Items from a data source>
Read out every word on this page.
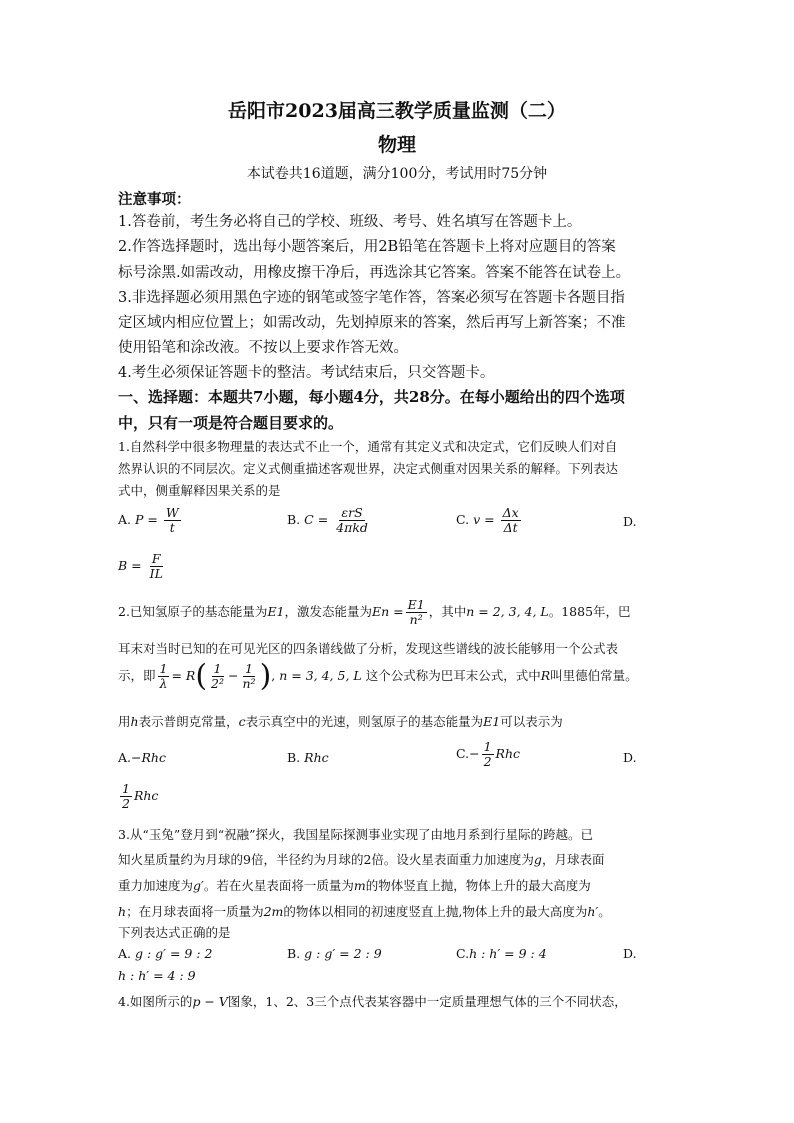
岳阳市2023届高三教学质量监测（二）
物理
本试卷共16道题，满分100分，考试用时75分钟
注意事项：
1.答卷前，考生务必将自己的学校、班级、考号、姓名填写在答题卡上。
2.作答选择题时，选出每小题答案后，用2B铅笔在答题卡上将对应题目的答案
标号涂黑.如需改动，用橡皮擦干净后，再选涂其它答案。答案不能答在试卷上。
3.非选择题必须用黑色字迹的钢笔或签字笔作答，答案必须写在答题卡各题目指
定区域内相应位置上；如需改动，先划掉原来的答案，然后再写上新答案；不准
使用铅笔和涂改液。不按以上要求作答无效。
4.考生必须保证答题卡的整洁。考试结束后，只交答题卡。
一、选择题：本题共7小题，每小题4分，共28分。在每小题给出的四个选项
中，只有一项是符合题目要求的。
1.自然科学中很多物理量的表达式不止一个，通常有其定义式和决定式，它们反映人们对自
然界认识的不同层次。定义式侧重描述客观世界，决定式侧重对因果关系的解释。下列表达
式中，侧重解释因果关系的是
A. $P = \frac{W}{t}$	B. $C = \frac{\text{εrS}}{\text{4πkd}}$	C. $v = \frac{\Delta x}{\Delta t}$	D.
$B = \frac{F}{IL}$
2.已知氢原子的基态能量为E1，激发态能量为$En = \frac{E1}{\text{n²}}$ ，其中n = 2, 3, 4, L。1885年，巴
耳末对当时已知的在可见光区的四条谱线做了分析，发现这些谱线的波长能够用一个公式表
示，即 $\frac{1}{\lambda} = R( \frac{1}{\text{2²}} - \frac{1}{\text{n²}}$ ), n = 3, 4, 5, L 这个公式称为巴耳末公式，式中R叫里德伯常量。
用h表示普朗克常量，c表示真空中的光速，则氢原子的基态能量为E1可以表示为
A.−Rhc	B. Rhc	$C.- \frac{1}{2}$ Rhc	D.
$\frac{1}{2}$ Rhc
3.从“玉兔”登月到“祝融”探火，我国星际探测事业实现了由地月系到行星际的跨越。已
知火星质量约为月球的9倍，半径约为月球的2倍。设火星表面重力加速度为g，月球表面
重力加速度为g′。若在火星表面将一质量为m的物体竖直上抛，物体上升的最大高度为
h；在月球表面将一质量为2m的物体以相同的初速度竖直上抛,物体上升的最大高度为h′。
下列表达式正确的是
A. g : g′ = 9 : 2	B. g : g′ = 2 : 9	C.h : h′ = 9 : 4	D.
h : h′ = 4 : 9
4.如图所示的p − V图象，1、2、3三个点代表某容器中一定质量理想气体的三个不同状态，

Directions> In the records above, find the lines containing "text" and copy them.

Exercise solution>
A. $P = \frac{W}{t}$	B. $C = \frac{\text{εrS}}{\text{4πkd}}$	C. $v = \frac{\Delta x}{\Delta t}$	D.
2.已知氢原子的基态能量为E1，激发态能量为$En = \frac{E1}{\text{n²}}$ ，其中n = 2, 3, 4, L。1885年，巴
示，即 $\frac{1}{\lambda} = R( \frac{1}{\text{2²}} - \frac{1}{\text{n²}}$ ), n = 3, 4, 5, L 这个公式称为巴耳末公式，式中R叫里德伯常量。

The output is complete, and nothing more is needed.